INFORMATION PROVIDED:
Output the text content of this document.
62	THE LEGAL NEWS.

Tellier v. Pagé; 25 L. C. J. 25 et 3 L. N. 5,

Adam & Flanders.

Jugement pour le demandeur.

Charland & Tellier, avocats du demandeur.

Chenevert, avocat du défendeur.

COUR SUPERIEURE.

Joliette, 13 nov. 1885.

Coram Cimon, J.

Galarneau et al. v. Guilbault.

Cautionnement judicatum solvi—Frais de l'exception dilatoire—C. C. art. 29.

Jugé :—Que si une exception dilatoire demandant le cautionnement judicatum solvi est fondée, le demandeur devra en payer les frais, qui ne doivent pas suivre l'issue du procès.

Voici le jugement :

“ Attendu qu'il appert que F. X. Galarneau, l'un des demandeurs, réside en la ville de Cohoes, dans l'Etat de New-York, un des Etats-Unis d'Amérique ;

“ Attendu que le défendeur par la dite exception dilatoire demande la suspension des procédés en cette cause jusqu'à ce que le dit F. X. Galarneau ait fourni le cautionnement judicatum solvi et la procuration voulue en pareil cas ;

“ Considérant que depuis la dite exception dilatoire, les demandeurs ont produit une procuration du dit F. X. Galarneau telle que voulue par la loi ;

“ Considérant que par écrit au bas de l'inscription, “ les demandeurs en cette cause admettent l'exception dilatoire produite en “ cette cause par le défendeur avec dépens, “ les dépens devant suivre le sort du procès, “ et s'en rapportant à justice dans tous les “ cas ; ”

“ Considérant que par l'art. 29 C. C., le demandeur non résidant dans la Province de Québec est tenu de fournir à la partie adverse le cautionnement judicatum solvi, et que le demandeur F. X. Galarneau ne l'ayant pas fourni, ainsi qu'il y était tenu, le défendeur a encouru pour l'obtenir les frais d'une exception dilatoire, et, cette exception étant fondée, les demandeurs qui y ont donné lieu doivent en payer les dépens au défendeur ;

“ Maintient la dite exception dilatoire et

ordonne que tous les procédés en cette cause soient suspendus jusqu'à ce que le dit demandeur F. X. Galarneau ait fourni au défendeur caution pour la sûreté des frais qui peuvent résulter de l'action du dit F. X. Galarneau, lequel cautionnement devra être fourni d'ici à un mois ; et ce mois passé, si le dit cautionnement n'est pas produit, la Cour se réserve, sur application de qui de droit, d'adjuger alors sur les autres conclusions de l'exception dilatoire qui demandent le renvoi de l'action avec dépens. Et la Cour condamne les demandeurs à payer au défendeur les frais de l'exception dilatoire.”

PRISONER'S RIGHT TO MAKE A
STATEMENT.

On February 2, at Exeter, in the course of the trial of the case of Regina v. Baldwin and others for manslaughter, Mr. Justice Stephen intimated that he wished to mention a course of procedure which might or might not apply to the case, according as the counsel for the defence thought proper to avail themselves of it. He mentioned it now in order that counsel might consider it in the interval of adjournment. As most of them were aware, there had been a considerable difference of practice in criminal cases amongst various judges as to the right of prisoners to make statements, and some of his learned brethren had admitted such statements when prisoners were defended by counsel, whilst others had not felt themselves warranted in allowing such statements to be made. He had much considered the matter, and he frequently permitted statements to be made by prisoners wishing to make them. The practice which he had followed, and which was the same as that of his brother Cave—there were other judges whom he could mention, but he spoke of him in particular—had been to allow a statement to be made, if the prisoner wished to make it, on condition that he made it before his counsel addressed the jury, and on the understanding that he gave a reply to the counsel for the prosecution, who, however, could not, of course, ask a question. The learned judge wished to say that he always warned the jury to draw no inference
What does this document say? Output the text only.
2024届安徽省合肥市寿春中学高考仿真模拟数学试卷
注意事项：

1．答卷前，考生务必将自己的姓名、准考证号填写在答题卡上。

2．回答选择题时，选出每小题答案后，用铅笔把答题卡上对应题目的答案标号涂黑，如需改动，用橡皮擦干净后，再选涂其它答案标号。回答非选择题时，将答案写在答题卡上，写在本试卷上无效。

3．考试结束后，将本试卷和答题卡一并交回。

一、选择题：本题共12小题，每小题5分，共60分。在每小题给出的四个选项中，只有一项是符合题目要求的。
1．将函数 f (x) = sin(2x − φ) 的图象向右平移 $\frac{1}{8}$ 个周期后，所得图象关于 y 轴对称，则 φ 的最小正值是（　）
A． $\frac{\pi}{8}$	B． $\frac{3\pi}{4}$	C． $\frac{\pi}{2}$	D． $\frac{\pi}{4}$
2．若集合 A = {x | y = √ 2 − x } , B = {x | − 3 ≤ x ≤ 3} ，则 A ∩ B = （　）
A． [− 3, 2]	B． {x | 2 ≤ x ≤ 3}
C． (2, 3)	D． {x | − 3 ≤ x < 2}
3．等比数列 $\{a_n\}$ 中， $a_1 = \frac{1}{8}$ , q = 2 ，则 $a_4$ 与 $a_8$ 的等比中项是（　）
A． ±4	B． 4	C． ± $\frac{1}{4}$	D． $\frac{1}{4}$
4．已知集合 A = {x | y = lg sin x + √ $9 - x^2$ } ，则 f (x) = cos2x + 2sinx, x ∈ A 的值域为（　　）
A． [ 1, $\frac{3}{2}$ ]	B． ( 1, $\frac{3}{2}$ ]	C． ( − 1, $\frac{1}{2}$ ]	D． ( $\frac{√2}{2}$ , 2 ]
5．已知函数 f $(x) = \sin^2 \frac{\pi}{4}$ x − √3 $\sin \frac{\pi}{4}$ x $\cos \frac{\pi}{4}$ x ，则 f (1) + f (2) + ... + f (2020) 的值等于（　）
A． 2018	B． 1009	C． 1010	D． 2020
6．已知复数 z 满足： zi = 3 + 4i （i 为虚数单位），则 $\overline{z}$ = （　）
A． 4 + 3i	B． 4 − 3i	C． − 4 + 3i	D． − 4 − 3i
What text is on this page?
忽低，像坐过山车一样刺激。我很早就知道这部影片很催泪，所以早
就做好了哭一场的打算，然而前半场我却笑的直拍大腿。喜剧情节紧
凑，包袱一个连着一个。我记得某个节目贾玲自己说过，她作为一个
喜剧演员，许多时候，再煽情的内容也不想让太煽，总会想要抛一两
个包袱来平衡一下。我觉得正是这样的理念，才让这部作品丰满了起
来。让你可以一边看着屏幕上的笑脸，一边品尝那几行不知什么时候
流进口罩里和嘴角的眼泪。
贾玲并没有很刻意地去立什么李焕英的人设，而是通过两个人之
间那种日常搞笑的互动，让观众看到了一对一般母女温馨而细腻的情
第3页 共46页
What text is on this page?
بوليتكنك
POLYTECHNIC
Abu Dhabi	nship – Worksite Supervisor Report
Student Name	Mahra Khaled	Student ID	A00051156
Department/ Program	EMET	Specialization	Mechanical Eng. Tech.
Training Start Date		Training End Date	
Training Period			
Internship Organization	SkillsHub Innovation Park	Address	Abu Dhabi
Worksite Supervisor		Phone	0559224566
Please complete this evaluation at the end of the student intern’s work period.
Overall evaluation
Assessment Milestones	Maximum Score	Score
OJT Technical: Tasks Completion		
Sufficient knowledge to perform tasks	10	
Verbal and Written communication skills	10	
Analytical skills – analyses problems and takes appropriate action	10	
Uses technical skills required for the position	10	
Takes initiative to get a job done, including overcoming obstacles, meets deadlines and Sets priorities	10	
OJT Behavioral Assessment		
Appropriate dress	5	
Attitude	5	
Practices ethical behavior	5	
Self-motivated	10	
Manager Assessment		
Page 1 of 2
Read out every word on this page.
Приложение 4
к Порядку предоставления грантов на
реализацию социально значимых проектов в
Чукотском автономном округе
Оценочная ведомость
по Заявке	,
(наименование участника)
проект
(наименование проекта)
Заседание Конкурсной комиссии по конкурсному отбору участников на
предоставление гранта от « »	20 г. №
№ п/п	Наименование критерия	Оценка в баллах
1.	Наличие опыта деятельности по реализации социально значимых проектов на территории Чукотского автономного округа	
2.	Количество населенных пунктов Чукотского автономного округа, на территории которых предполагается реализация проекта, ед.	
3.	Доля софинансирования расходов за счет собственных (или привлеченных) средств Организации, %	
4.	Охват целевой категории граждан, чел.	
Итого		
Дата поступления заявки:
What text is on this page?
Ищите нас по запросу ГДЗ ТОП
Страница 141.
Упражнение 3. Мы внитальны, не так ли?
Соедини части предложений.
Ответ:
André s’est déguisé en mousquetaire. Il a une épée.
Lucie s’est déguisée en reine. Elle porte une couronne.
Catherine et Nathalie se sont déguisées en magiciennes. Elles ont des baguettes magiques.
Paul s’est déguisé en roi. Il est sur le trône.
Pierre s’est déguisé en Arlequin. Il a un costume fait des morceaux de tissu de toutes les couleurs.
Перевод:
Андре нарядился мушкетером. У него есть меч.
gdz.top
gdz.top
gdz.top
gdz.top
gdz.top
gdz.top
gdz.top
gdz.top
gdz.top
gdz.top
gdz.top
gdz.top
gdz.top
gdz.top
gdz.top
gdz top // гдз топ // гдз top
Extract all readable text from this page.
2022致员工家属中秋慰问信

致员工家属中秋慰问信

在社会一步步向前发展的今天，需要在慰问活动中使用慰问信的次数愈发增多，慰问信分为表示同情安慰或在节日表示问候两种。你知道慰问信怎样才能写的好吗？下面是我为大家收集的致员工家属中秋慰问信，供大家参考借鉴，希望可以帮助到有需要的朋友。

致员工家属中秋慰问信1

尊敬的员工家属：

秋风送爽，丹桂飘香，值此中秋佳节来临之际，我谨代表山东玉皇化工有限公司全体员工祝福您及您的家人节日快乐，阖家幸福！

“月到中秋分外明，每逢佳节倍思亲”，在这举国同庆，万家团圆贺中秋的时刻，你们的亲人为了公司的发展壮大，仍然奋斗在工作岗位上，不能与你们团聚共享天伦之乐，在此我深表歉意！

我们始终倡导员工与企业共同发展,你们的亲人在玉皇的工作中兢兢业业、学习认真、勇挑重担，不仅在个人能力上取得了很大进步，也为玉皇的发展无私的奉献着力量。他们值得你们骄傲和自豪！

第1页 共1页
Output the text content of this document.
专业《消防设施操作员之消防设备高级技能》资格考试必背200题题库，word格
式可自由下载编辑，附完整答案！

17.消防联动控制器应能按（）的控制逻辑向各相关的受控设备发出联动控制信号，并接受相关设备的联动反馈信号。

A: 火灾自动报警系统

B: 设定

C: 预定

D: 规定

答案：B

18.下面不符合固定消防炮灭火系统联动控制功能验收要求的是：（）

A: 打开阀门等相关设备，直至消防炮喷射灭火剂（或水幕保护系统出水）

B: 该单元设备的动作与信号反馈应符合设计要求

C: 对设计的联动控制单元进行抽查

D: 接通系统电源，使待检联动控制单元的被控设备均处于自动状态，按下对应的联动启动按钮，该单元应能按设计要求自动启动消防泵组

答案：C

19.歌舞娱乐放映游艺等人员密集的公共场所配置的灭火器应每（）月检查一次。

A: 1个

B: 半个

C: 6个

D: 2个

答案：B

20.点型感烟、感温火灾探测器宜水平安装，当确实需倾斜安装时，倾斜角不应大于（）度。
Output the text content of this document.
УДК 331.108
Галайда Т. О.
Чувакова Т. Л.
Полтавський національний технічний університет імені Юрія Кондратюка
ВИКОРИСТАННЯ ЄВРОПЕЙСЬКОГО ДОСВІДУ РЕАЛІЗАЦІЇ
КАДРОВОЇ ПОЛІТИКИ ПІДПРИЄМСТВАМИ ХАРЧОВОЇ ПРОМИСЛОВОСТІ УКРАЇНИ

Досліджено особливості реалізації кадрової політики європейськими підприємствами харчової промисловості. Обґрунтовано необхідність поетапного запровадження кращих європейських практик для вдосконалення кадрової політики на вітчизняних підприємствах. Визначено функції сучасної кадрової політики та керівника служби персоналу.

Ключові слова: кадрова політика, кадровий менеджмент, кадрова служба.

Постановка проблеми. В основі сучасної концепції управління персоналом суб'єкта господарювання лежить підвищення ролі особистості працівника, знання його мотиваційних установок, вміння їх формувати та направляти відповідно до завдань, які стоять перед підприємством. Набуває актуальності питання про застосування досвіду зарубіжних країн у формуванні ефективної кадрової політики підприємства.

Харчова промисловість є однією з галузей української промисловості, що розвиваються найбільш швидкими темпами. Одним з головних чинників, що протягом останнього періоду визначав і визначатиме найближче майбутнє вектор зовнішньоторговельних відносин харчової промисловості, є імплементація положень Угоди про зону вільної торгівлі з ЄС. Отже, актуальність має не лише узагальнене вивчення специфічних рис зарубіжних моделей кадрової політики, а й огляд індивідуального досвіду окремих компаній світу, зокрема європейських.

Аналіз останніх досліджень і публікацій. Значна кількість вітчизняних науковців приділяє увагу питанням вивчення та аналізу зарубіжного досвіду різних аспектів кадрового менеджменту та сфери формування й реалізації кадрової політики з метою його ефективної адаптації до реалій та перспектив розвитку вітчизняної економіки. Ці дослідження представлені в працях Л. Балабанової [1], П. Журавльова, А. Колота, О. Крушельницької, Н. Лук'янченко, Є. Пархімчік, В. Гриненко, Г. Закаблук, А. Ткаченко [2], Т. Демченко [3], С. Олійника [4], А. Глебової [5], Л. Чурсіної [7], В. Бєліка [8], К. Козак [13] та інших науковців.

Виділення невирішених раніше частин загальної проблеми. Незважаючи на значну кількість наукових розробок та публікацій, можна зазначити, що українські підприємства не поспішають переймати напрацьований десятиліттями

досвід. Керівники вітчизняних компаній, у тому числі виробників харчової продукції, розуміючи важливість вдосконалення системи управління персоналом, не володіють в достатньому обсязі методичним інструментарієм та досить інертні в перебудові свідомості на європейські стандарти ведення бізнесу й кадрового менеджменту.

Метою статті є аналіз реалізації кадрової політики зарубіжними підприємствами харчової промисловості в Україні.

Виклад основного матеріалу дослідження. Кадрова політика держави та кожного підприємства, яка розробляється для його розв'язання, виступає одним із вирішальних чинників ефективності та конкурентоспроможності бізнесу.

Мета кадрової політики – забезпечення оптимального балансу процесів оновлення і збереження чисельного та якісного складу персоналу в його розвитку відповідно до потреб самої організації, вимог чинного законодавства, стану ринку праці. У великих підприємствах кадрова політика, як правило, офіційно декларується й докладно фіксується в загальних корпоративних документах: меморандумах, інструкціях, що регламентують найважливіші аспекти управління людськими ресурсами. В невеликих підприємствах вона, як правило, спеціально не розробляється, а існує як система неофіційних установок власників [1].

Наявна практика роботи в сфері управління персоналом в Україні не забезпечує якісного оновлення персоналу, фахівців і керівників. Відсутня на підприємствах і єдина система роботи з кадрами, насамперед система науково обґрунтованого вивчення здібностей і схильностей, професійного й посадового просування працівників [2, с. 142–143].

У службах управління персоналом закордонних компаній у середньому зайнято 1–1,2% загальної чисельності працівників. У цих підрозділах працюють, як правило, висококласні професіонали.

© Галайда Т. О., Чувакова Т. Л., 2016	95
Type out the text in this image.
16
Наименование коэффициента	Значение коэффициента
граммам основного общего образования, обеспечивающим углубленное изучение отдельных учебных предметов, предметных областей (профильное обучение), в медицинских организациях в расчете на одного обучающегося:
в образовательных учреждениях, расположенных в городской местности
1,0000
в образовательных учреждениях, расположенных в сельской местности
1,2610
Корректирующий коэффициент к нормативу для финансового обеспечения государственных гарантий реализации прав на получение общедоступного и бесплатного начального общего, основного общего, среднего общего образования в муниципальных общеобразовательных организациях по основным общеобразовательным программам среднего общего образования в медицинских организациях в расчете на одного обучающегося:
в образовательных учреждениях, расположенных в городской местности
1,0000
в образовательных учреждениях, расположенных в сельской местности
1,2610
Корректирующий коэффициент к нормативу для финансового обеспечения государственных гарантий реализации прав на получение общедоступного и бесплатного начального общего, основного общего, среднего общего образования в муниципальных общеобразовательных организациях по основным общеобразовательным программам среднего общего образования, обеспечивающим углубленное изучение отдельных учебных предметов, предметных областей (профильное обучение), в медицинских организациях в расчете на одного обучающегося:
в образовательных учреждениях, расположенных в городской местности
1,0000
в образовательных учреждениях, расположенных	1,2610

DIRECTIONS: Exactly as written, give again every line from the one containing "Type out the text in this image." through the last line of the material above, and no other lines.

TASK OUTPUT:
Type out the text in this image.
16
Наименование коэффициента	Значение коэффициента
граммам основного общего образования, обеспечивающим углубленное изучение отдельных учебных предметов, предметных областей (профильное обучение), в медицинских организациях в расчете на одного обучающегося:
в образовательных учреждениях, расположенных в городской местности
1,0000
в образовательных учреждениях, расположенных в сельской местности
1,2610
Корректирующий коэффициент к нормативу для финансового обеспечения государственных гарантий реализации прав на получение общедоступного и бесплатного начального общего, основного общего, среднего общего образования в муниципальных общеобразовательных организациях по основным общеобразовательным программам среднего общего образования в медицинских организациях в расчете на одного обучающегося:
в образовательных учреждениях, расположенных в городской местности
1,0000
в образовательных учреждениях, расположенных в сельской местности
1,2610
Корректирующий коэффициент к нормативу для финансового обеспечения государственных гарантий реализации прав на получение общедоступного и бесплатного начального общего, основного общего, среднего общего образования в муниципальных общеобразовательных организациях по основным общеобразовательным программам среднего общего образования, обеспечивающим углубленное изучение отдельных учебных предметов, предметных областей (профильное обучение), в медицинских организациях в расчете на одного обучающегося:
в образовательных учреждениях, расположенных в городской местности
1,0000
в образовательных учреждениях, расположенных	1,2610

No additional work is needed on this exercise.